--- begin PAGE EXCERPT ---
# Makeup & Diet for Piggie



## BigAnt (2/4/15)

I am still a fan of the KUI and what it can possibly become.

I decided to get the metal and paint shops involved to bring out some of its hidden beauty.









*
Lightened and got a carbon bath.*






*Weight comparison from original 209grams down to 115grams*

The job is not complete there is still some graphics to be done to make her pop.


Lightened by machining out the extra metal and shaving it thinner.
Filled the engraving on the door for a flat surface.
Sprayed and dipped in carbon graphic.
Bullet button conversion (will probably go a lower profile).
Custom graphic for front and back to be competed.
No need to hate the KUI just give her some love :hug:

Reactions: Like 7 | Winner 6


----------



## kimbo (2/4/15)

That looks very nice @BigAnt 
I have some plans for mine as well


----------



## Andre (2/4/15)

That looks awesome.


----------



## Silver (2/4/15)

Wow @BigAnt , nearly halving the weight. Thats something!

Reactions: Agree 1


----------



## Imthiaz Khan (2/4/15)

Wow! Stunning @BigAnt!
Great work on the KUI 
Well done man!


----------



## Marzuq (2/4/15)

Very good looking mod. Excellent workmanship. And seem that diet had paid off too

Reactions: Agree 1


----------



## BigAnt (3/4/15)

Silver said:


> Wow @BigAnt , nearly halving the weight. Thats something!


They said they could shave off more sides, back and bottom. So I think it could get closer to 100grams.
--- end PAGE EXCERPT ---
--- begin ENTRIES SHOWN ---
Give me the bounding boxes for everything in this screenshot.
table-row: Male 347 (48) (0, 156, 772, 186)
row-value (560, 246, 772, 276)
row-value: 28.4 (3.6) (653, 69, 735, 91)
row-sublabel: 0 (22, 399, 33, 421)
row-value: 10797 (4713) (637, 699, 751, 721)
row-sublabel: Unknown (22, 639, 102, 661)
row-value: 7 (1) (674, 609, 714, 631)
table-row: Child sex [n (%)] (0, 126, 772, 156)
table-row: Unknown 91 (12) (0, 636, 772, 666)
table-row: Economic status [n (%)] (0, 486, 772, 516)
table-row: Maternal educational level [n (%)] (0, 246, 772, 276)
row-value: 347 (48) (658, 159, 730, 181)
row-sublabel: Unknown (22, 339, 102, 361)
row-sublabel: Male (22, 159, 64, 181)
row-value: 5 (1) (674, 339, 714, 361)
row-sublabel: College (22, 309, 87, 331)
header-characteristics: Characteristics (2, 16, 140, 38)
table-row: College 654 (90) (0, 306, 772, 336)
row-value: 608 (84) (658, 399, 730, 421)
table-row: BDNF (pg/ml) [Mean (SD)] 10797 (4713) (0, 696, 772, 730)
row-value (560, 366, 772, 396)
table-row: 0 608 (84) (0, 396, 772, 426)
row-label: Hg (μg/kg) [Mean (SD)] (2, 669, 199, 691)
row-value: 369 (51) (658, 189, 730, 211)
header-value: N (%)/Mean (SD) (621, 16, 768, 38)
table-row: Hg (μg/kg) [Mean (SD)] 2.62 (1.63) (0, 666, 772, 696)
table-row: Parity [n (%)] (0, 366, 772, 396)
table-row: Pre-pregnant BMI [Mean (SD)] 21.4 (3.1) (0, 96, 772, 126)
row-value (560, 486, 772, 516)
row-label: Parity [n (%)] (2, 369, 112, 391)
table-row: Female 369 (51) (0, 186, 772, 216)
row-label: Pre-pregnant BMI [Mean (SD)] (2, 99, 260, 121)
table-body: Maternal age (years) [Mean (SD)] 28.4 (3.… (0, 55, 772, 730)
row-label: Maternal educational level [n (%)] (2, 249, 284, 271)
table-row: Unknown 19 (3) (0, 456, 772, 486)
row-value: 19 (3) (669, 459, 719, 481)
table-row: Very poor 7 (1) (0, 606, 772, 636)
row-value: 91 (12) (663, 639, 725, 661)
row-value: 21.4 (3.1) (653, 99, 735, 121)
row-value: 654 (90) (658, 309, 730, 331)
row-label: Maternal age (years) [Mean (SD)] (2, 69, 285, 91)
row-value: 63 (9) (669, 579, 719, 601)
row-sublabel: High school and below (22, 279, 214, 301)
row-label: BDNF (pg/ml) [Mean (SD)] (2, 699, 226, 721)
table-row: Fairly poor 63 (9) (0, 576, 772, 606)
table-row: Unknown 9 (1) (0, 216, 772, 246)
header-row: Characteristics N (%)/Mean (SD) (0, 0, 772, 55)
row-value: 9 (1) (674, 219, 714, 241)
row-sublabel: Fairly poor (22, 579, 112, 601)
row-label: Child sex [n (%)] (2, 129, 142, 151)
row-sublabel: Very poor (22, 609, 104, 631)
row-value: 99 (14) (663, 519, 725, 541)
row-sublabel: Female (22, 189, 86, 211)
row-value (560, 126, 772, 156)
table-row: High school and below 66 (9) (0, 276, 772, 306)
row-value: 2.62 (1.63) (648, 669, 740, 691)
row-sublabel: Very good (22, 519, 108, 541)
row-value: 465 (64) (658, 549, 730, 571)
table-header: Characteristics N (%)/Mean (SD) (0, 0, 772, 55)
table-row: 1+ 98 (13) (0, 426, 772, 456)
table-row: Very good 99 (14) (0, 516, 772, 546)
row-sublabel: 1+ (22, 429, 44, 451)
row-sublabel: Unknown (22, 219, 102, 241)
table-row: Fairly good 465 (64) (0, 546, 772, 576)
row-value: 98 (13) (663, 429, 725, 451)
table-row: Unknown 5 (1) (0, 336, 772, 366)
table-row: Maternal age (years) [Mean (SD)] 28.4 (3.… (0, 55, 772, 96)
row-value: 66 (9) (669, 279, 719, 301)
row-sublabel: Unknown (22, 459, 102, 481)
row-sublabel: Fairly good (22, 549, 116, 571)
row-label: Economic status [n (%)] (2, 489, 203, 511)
--- end ENTRIES SHOWN ---
WHAT YOU NEED TO DO
Change "engraving" to "logo" in the KUI mod thread between "Lightened by machining" and "to be competed.", inclusive, and give that part again.

TASK ANSWER
Lightened by machining out the extra metal and shaving it thinner.
Filled the logo on the door for a flat surface.
Sprayed and dipped in carbon graphic.
Bullet button conversion (will probably go a lower profile).
Custom graphic for front and back to be competed.